Material provided:
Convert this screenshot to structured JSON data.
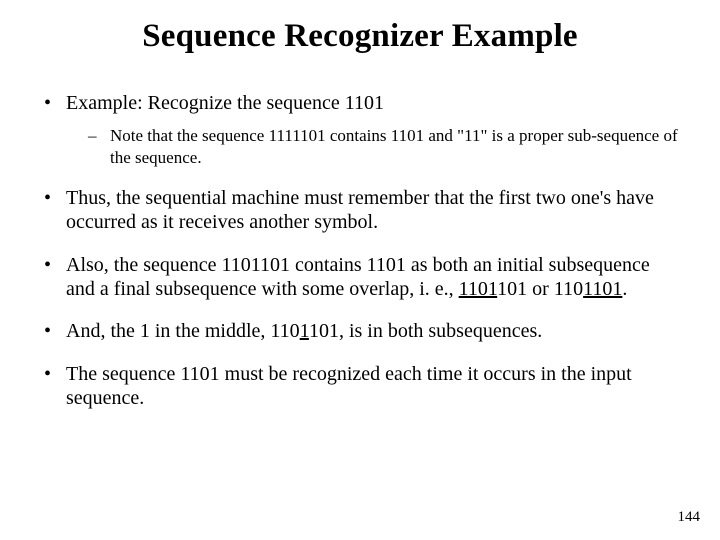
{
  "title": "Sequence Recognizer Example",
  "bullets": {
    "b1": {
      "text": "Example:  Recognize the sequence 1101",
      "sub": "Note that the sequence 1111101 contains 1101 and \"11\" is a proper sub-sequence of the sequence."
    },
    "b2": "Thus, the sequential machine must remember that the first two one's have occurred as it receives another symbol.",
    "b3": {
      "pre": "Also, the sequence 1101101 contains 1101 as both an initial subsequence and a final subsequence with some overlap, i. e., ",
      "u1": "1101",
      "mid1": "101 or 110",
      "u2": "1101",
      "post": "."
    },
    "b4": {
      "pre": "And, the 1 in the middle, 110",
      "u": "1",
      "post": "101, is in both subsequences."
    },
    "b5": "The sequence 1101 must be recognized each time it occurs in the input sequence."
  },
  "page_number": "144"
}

...

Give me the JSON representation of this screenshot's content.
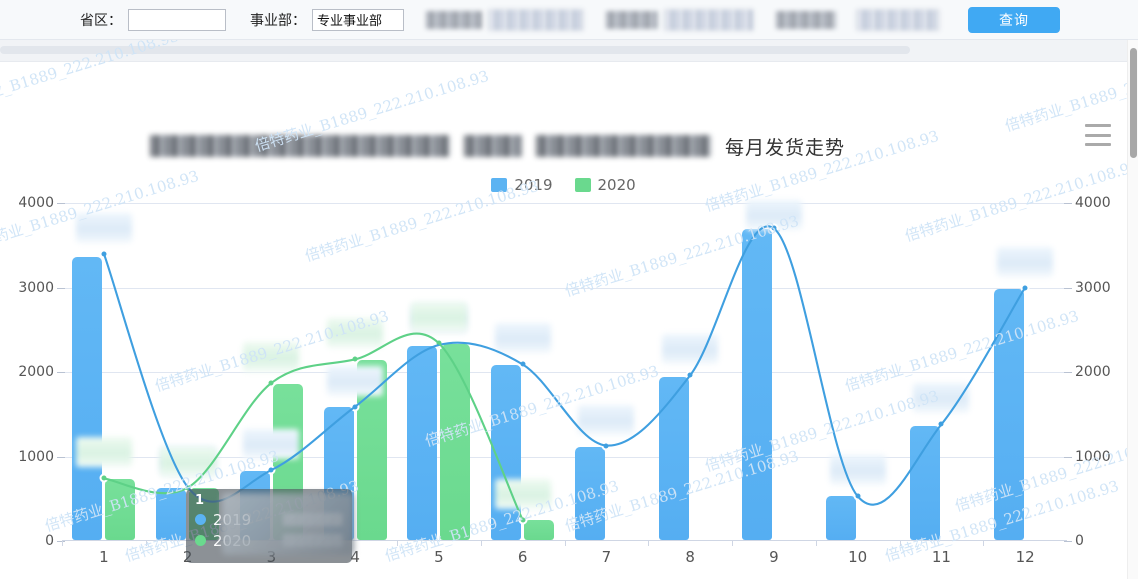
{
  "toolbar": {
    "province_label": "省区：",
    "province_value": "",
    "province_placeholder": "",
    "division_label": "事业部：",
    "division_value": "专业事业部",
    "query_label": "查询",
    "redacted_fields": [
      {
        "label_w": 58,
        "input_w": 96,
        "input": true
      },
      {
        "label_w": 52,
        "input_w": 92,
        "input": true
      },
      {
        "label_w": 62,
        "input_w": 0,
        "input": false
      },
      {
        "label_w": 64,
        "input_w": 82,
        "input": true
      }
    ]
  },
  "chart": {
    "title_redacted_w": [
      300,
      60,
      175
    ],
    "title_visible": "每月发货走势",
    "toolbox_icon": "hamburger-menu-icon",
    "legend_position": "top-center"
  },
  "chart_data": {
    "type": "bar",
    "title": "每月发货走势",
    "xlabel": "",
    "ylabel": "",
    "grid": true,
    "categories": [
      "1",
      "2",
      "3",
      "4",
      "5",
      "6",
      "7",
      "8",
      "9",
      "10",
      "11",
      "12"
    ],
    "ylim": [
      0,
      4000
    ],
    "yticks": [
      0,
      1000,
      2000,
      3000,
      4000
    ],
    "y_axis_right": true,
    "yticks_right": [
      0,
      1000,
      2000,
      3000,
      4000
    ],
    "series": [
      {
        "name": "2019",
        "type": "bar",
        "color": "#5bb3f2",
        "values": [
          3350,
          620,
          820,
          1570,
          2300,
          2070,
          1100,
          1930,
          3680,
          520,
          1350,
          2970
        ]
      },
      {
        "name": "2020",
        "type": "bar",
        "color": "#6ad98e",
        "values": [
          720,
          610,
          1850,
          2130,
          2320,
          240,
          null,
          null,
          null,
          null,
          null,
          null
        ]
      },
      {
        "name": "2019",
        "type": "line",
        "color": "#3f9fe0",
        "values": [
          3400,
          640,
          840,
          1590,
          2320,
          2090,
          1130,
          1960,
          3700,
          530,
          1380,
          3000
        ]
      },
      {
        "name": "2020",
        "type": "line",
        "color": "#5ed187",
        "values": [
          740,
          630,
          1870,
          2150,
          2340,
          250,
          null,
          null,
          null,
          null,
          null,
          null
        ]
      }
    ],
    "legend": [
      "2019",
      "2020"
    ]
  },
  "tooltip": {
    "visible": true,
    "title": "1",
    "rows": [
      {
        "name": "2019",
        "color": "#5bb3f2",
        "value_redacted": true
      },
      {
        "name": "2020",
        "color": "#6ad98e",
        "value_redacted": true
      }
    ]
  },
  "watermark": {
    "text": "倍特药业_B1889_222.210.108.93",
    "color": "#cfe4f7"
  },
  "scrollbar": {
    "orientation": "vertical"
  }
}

Directions:
For each line in the data above that contains the string "text", extract the line.

Output below:
      "text": "Example:  Recognize the sequence 1101",
    "text": "倍特药业_B1889_222.210.108.93",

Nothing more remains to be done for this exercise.